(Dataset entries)
-*-*-

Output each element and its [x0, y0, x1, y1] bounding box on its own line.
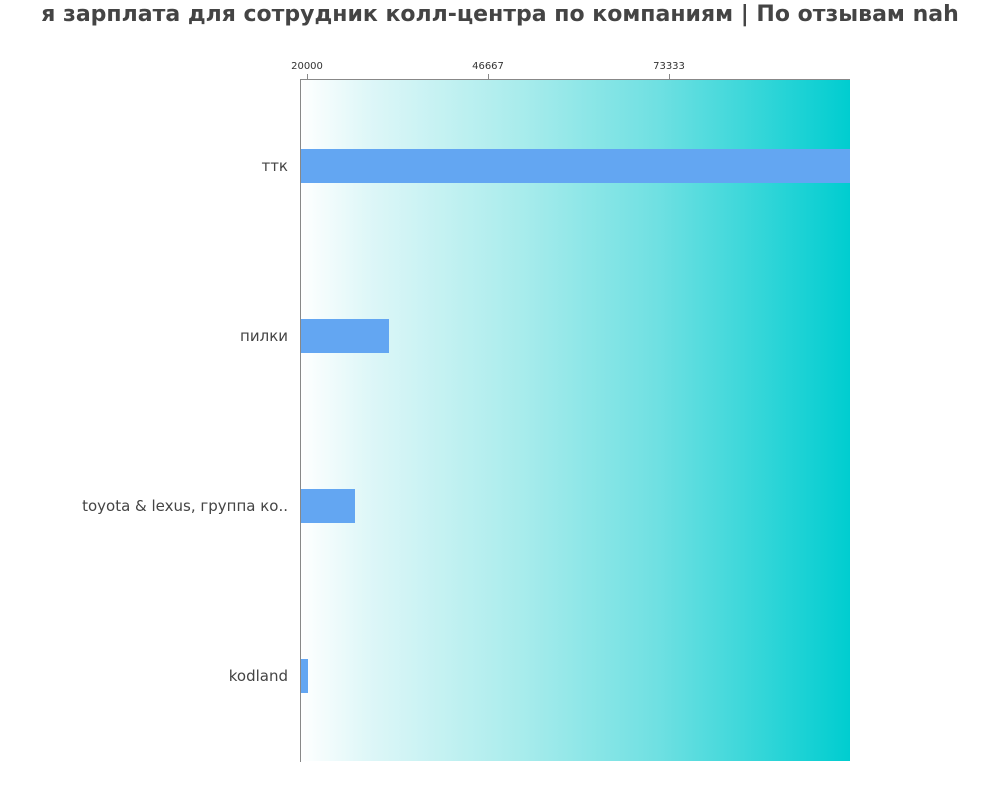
- bar[interactable]: [301, 489, 355, 523]
- bar[interactable]: [301, 659, 308, 693]
- y-axis-line: [300, 79, 301, 762]
- chart-title: я зарплата для сотрудник колл-центра по …: [41, 2, 959, 27]
- bar[interactable]: [301, 319, 389, 353]
- category-label: ттк: [261, 157, 288, 175]
- category-label: toyota & lexus, группа ко..: [82, 497, 288, 515]
- x-tick-mark: [307, 74, 308, 79]
- plot-area: [300, 79, 850, 761]
- x-tick-mark: [669, 74, 670, 79]
- bar[interactable]: [301, 149, 850, 183]
- x-tick-label: 20000: [291, 61, 323, 72]
- category-label: пилки: [240, 327, 288, 345]
- x-axis-line: [300, 79, 850, 80]
- category-label: kodland: [228, 667, 288, 685]
- x-tick-label: 46667: [472, 61, 504, 72]
- x-tick-mark: [488, 74, 489, 79]
- x-tick-label: 73333: [653, 61, 685, 72]
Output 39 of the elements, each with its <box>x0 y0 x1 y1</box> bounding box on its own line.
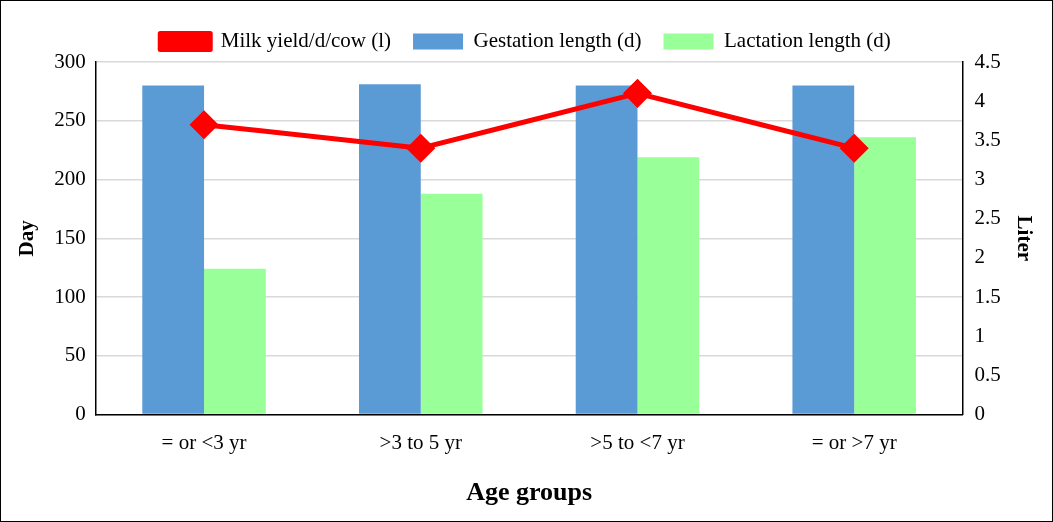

-*-*-

Output every line of the rows above as a numbered list, skipping blank lines and leaving out the pictures.

### RESULT FOR THIS TASK
1. Output each element and its [x0, y0, x1, y1] bounding box on its own line.
2. - bar[interactable]: [301, 489, 355, 523]
3. - bar[interactable]: [301, 659, 308, 693]
4. - y-axis-line: [300, 79, 301, 762]
5. - chart-title: я зарплата для сотрудник колл-центра по …: [41, 2, 959, 27]
6. - bar[interactable]: [301, 319, 389, 353]
7. - category-label: ттк: [261, 157, 288, 175]
8. - category-label: toyota & lexus, группа ко..: [82, 497, 288, 515]
9. - x-tick-mark: [307, 74, 308, 79]
10. - plot-area: [300, 79, 850, 761]
11. - x-tick-mark: [669, 74, 670, 79]
12. - bar[interactable]: [301, 149, 850, 183]
13. - x-tick-label: 20000: [291, 61, 323, 72]
14. - category-label: пилки: [240, 327, 288, 345]
15. - x-axis-line: [300, 79, 850, 80]
16. - category-label: kodland: [228, 667, 288, 685]
17. - x-tick-label: 46667: [472, 61, 504, 72]
18. - x-tick-mark: [488, 74, 489, 79]
19. - x-tick-label: 73333: [653, 61, 685, 72]
20. Output 39 of the elements, each with its <box>x0 y0 x1 y1</box> bounding box on its own line.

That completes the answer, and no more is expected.